§ Set tasks:
#1 According to the euro summit text, by when is the bond swap to be done?
#2 Please print, word for word, the part of the euro summit text that opens with the words containing "Thursday, market reaction" and closes with "in the details.".

§ Source text:
--- BEGIN ---
28 October 2011

Euro summit: kicking the can down the road once more



1. The agreement
As for a well written movie script, the 4 am press conference concluded weeks of discussions, haggling and wrangling about this Greek drama. Like the other 10 or so summits about the eurozone crisis, this is meant to be the final shock and awe response to years of denial, the ground-breaking decisions.
The agreement can be summarized as follows:
  • Nominal write-down of 50% (EUR 100bn) of Greek debt in private hands; Greek debt owned by official lenders not touched (so the ECB will not need to be recapitalized)
  • Remaining Greek debt will be refinanced at preferential rates
  • Bond swap to be done by end-January 2012
  • Closer supervision of Greek adherence to the program
  • EFSF to be levered 4-5 times
  • No ECB involvement in EFSF 
  • President Sarkozy will speak with China on EFSF
  • EFSF will have both a direct insurance and SPV element; looking for EM/IMF support for the SPV
  • Estimates of EFSF firepower ranged from EUR1.0-1.4 tn
  • Italy to deliver specific budget 
  • Banks will raise EUR 106 billion of Core Tier 1 capital by the end of 2012 to reach a 9% capital ratio (plus an additional EUR40 bn capital buffer).
Thursday, market reaction was enthusiastic with bank stocks gaining double digit (Crédit Agricole up 23%!) and the EUR jumping 2% vs. the USD. This looks however more like a relief of not being dead than anything really of substance so far since there is a lack of detail and a lack of surprise. Today’s (Friday) Italian bonds yields are reaching 6% again and French bond spreads to Bund are widening close to 1%.
Finance Ministers will decide details in November: as always the devil is in the details.
2. Analysis

  • The 50% haircut the private sector will “voluntary” write-down represents EUR 100 bn (EUR350 bn - EUR70 bn Troika loans - EUR75 bn held by the ECB)*50%: this pushes the debt/GDP ratio down to 120%.
--- END ---
§ Source data:
--- BEGIN ---
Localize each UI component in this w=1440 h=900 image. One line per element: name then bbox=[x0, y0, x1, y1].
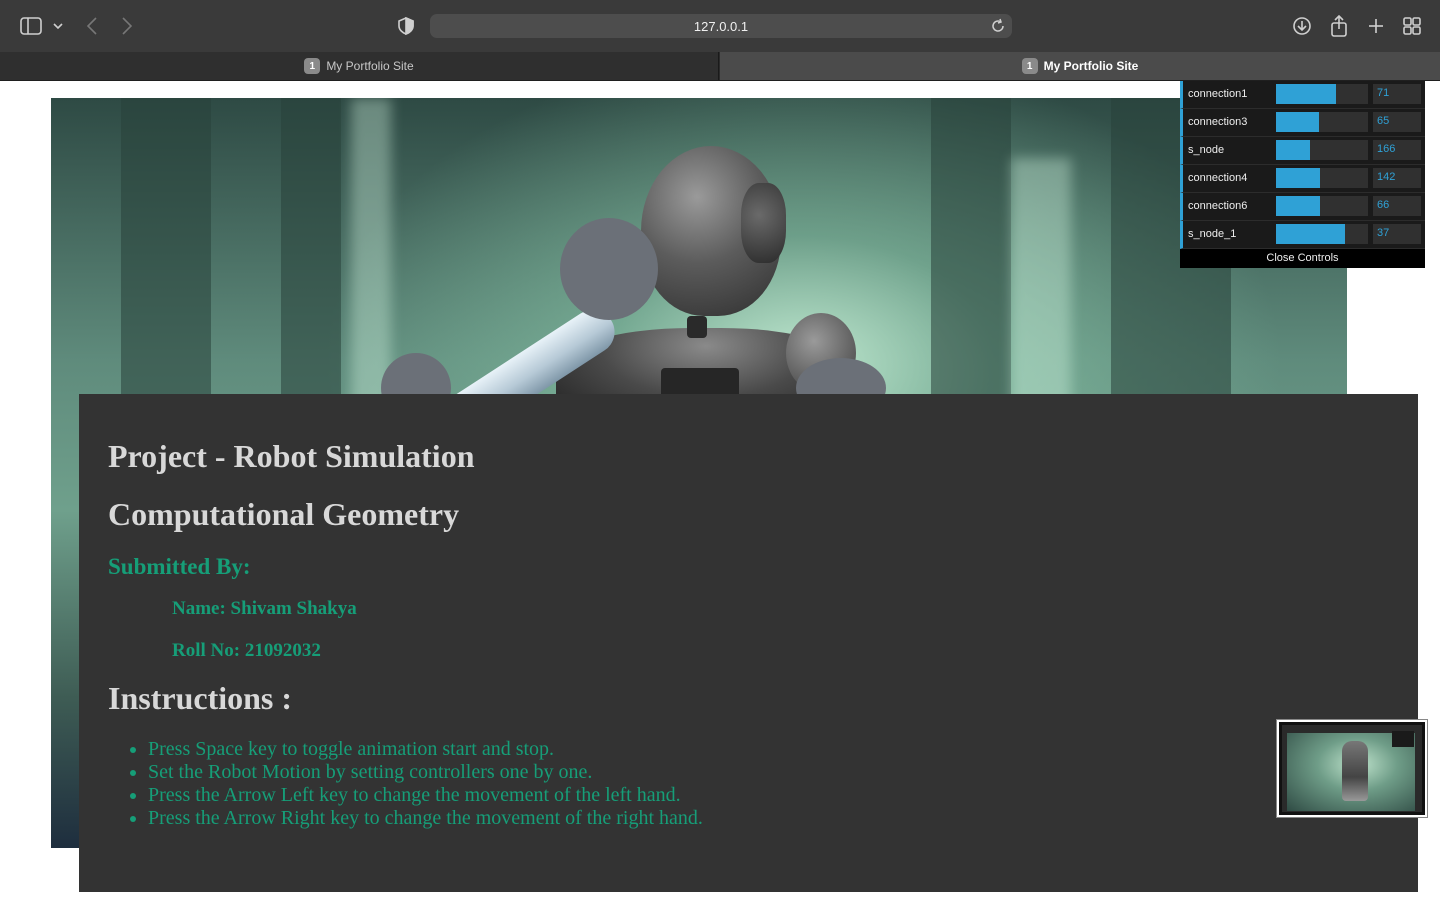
--- END ---
§ Answers to each task:
#1 By end-January 2012.

#2
Thursday, market reaction was enthusiastic with bank stocks gaining double digit (Crédit Agricole up 23%!) and the EUR jumping 2% vs. the USD. This looks however more like a relief of not being dead than anything really of substance so far since there is a lack of detail and a lack of surprise. Today’s (Friday) Italian bonds yields are reaching 6% again and French bond spreads to Bund are widening close to 1%.
Finance Ministers will decide details in November: as always the devil is in the details.